> _What you should do_: Return all the entries exactly, keeping pictures out.

Source data
====

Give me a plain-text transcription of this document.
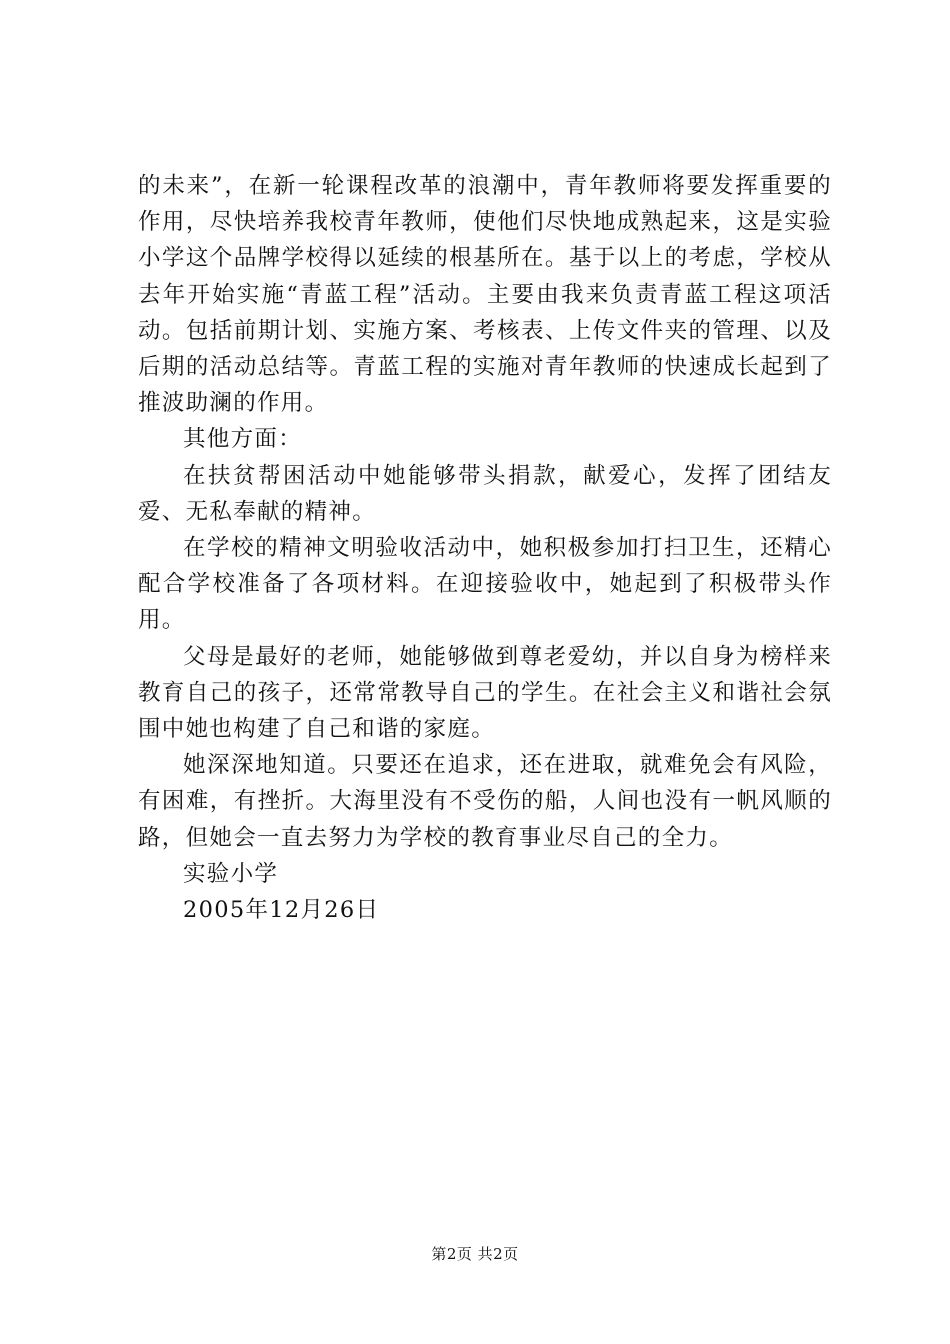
的未来”，在新一轮课程改革的浪潮中，青年教师将要发挥重要的作用，尽快培养我校青年教师，使他们尽快地成熟起来，这是实验小学这个品牌学校得以延续的根基所在。基于以上的考虑，学校从去年开始实施“青蓝工程”活动。主要由我来负责青蓝工程这项活动。包括前期计划、实施方案、考核表、上传文件夹的管理、以及后期的活动总结等。青蓝工程的实施对青年教师的快速成长起到了推波助澜的作用。

其他方面：

在扶贫帮困活动中她能够带头捐款，献爱心，发挥了团结友爱、无私奉献的精神。

在学校的精神文明验收活动中，她积极参加打扫卫生，还精心配合学校准备了各项材料。在迎接验收中，她起到了积极带头作用。

父母是最好的老师，她能够做到尊老爱幼，并以自身为榜样来教育自己的孩子，还常常教导自己的学生。在社会主义和谐社会氛围中她也构建了自己和谐的家庭。

她深深地知道。只要还在追求，还在进取，就难免会有风险，有困难，有挫折。大海里没有不受伤的船，人间也没有一帆风顺的路，但她会一直去努力为学校的教育事业尽自己的全力。

实验小学

2005年12月26日

第2页 共2页
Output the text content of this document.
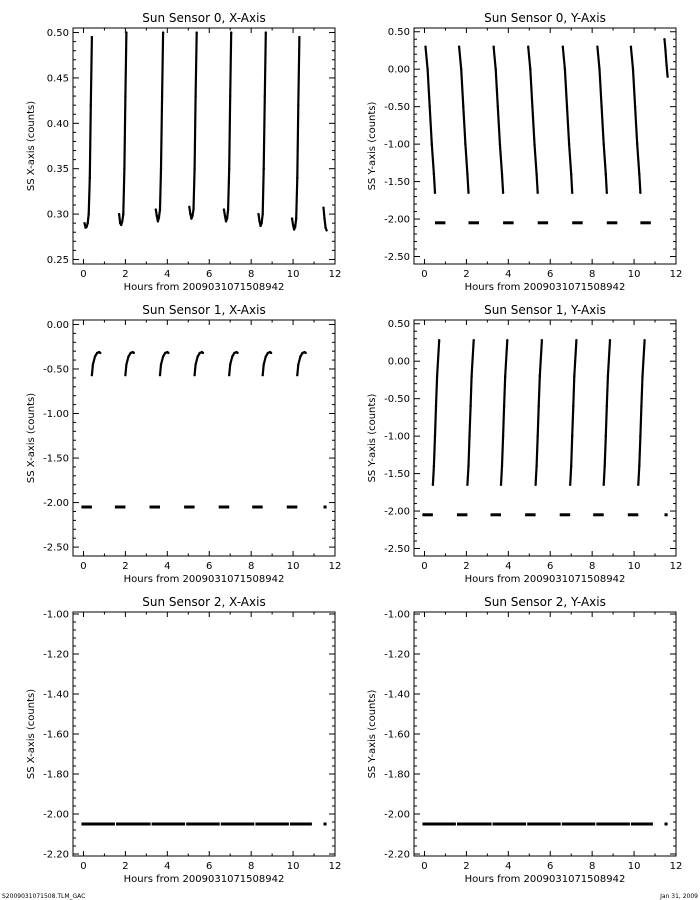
Sun Sensor 0, X-Axis
0	2	4	6	8	10	12
0.25
0.30
0.35
0.40
0.45
0.50
Hours from 2009031071508942
SS X-axis (counts)
Sun Sensor 0, Y-Axis
0	2	4	6	8	10	12
-2.50
-2.00
-1.50
-1.00
-0.50
0.00
0.50
Hours from 2009031071508942
SS Y-axis (counts)
Sun Sensor 1, X-Axis
0	2	4	6	8	10	12
-2.50
-2.00
-1.50
-1.00
-0.50
0.00
Hours from 2009031071508942
SS X-axis (counts)
Sun Sensor 1, Y-Axis
0	2	4	6	8	10	12
-2.50
-2.00
-1.50
-1.00
-0.50
0.00
0.50
Hours from 2009031071508942
SS Y-axis (counts)
Sun Sensor 2, X-Axis
0	2	4	6	8	10	12
-2.20
-2.00
-1.80
-1.60
-1.40
-1.20
-1.00
Hours from 2009031071508942
SS X-axis (counts)
Sun Sensor 2, Y-Axis
0	2	4	6	8	10	12
-2.20
-2.00
-1.80
-1.60
-1.40
-1.20
-1.00
Hours from 2009031071508942
SS Y-axis (counts)
S2009031071508.TLM_GAC	Jan 31, 2009
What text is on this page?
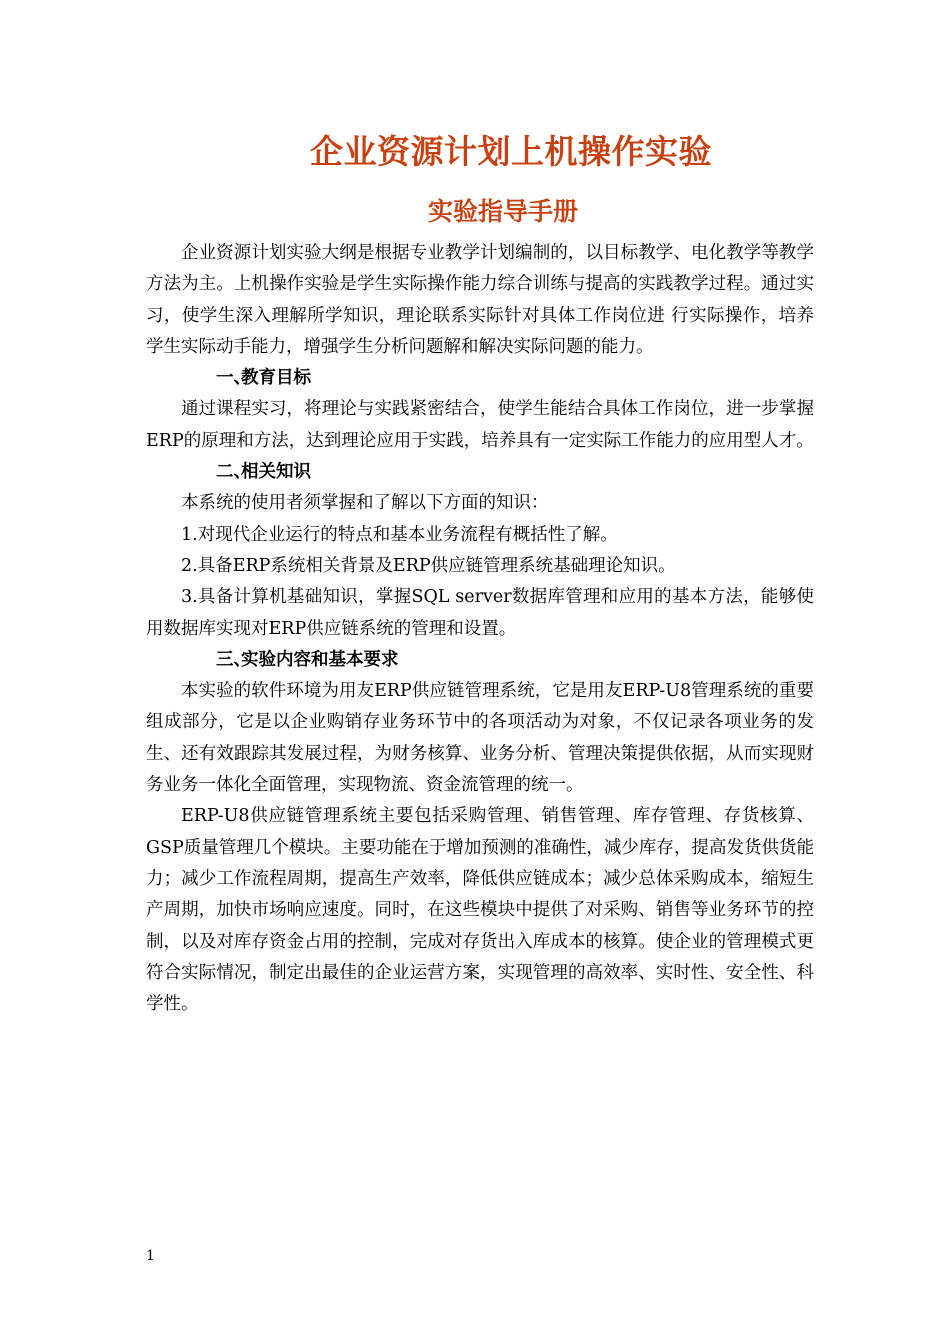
企业资源计划上机操作实验
实验指导手册

企业资源计划实验大纲是根据专业教学计划编制的，以目标教学、电化教学等教学方法为主。上机操作实验是学生实际操作能力综合训练与提高的实践教学过程。通过实习，使学生深入理解所学知识，理论联系实际针对具体工作岗位进 行实际操作，培养学生实际动手能力，增强学生分析问题解和解决实际问题的能力。

一、教育目标

通过课程实习，将理论与实践紧密结合，使学生能结合具体工作岗位，进一步掌握ERP的原理和方法，达到理论应用于实践，培养具有一定实际工作能力的应用型人才。

二、相关知识

本系统的使用者须掌握和了解以下方面的知识：

1.对现代企业运行的特点和基本业务流程有概括性了解。

2.具备ERP系统相关背景及ERP供应链管理系统基础理论知识。

3.具备计算机基础知识，掌握SQL server数据库管理和应用的基本方法，能够使用数据库实现对ERP供应链系统的管理和设置。

三、实验内容和基本要求

本实验的软件环境为用友ERP供应链管理系统，它是用友ERP-U8管理系统的重要组成部分，它是以企业购销存业务环节中的各项活动为对象，不仅记录各项业务的发生、还有效跟踪其发展过程，为财务核算、业务分析、管理决策提供依据，从而实现财务业务一体化全面管理，实现物流、资金流管理的统一。

ERP-U8供应链管理系统主要包括采购管理、销售管理、库存管理、存货核算、GSP质量管理几个模块。主要功能在于增加预测的准确性，减少库存，提高发货供货能力；减少工作流程周期，提高生产效率，降低供应链成本；减少总体采购成本，缩短生产周期，加快市场响应速度。同时，在这些模块中提供了对采购、销售等业务环节的控制，以及对库存资金占用的控制，完成对存货出入库成本的核算。使企业的管理模式更符合实际情况，制定出最佳的企业运营方案，实现管理的高效率、实时性、安全性、科学性。

1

====

> _Correct output_:
Give me a plain-text transcription of this document.
的未来”，在新一轮课程改革的浪潮中，青年教师将要发挥重要的作用，尽快培养我校青年教师，使他们尽快地成熟起来，这是实验小学这个品牌学校得以延续的根基所在。基于以上的考虑，学校从去年开始实施“青蓝工程”活动。主要由我来负责青蓝工程这项活动。包括前期计划、实施方案、考核表、上传文件夹的管理、以及后期的活动总结等。青蓝工程的实施对青年教师的快速成长起到了推波助澜的作用。

其他方面：

在扶贫帮困活动中她能够带头捐款，献爱心，发挥了团结友爱、无私奉献的精神。

在学校的精神文明验收活动中，她积极参加打扫卫生，还精心配合学校准备了各项材料。在迎接验收中，她起到了积极带头作用。

父母是最好的老师，她能够做到尊老爱幼，并以自身为榜样来教育自己的孩子，还常常教导自己的学生。在社会主义和谐社会氛围中她也构建了自己和谐的家庭。

她深深地知道。只要还在追求，还在进取，就难免会有风险，有困难，有挫折。大海里没有不受伤的船，人间也没有一帆风顺的路，但她会一直去努力为学校的教育事业尽自己的全力。

实验小学

2005年12月26日

第2页 共2页
Output the text content of this document.
Sun Sensor 0, X-Axis
0	2	4	6	8	10	12
0.25
0.30
0.35
0.40
0.45
0.50
Hours from 2009031071508942
SS X-axis (counts)
Sun Sensor 0, Y-Axis
0	2	4	6	8	10	12
-2.50
-2.00
-1.50
-1.00
-0.50
0.00
0.50
Hours from 2009031071508942
SS Y-axis (counts)
Sun Sensor 1, X-Axis
0	2	4	6	8	10	12
-2.50
-2.00
-1.50
-1.00
-0.50
0.00
Hours from 2009031071508942
SS X-axis (counts)
Sun Sensor 1, Y-Axis
0	2	4	6	8	10	12
-2.50
-2.00
-1.50
-1.00
-0.50
0.00
0.50
Hours from 2009031071508942
SS Y-axis (counts)
Sun Sensor 2, X-Axis
0	2	4	6	8	10	12
-2.20
-2.00
-1.80
-1.60
-1.40
-1.20
-1.00
Hours from 2009031071508942
SS X-axis (counts)
Sun Sensor 2, Y-Axis
0	2	4	6	8	10	12
-2.20
-2.00
-1.80
-1.60
-1.40
-1.20
-1.00
Hours from 2009031071508942
SS Y-axis (counts)
S2009031071508.TLM_GAC	Jan 31, 2009
What text is on this page?
企业资源计划上机操作实验
实验指导手册

企业资源计划实验大纲是根据专业教学计划编制的，以目标教学、电化教学等教学方法为主。上机操作实验是学生实际操作能力综合训练与提高的实践教学过程。通过实习，使学生深入理解所学知识，理论联系实际针对具体工作岗位进 行实际操作，培养学生实际动手能力，增强学生分析问题解和解决实际问题的能力。

一、教育目标

通过课程实习，将理论与实践紧密结合，使学生能结合具体工作岗位，进一步掌握ERP的原理和方法，达到理论应用于实践，培养具有一定实际工作能力的应用型人才。

二、相关知识

本系统的使用者须掌握和了解以下方面的知识：

1.对现代企业运行的特点和基本业务流程有概括性了解。

2.具备ERP系统相关背景及ERP供应链管理系统基础理论知识。

3.具备计算机基础知识，掌握SQL server数据库管理和应用的基本方法，能够使用数据库实现对ERP供应链系统的管理和设置。

三、实验内容和基本要求

本实验的软件环境为用友ERP供应链管理系统，它是用友ERP-U8管理系统的重要组成部分，它是以企业购销存业务环节中的各项活动为对象，不仅记录各项业务的发生、还有效跟踪其发展过程，为财务核算、业务分析、管理决策提供依据，从而实现财务业务一体化全面管理，实现物流、资金流管理的统一。

ERP-U8供应链管理系统主要包括采购管理、销售管理、库存管理、存货核算、GSP质量管理几个模块。主要功能在于增加预测的准确性，减少库存，提高发货供货能力；减少工作流程周期，提高生产效率，降低供应链成本；减少总体采购成本，缩短生产周期，加快市场响应速度。同时，在这些模块中提供了对采购、销售等业务环节的控制，以及对库存资金占用的控制，完成对存货出入库成本的核算。使企业的管理模式更符合实际情况，制定出最佳的企业运营方案，实现管理的高效率、实时性、安全性、科学性。

1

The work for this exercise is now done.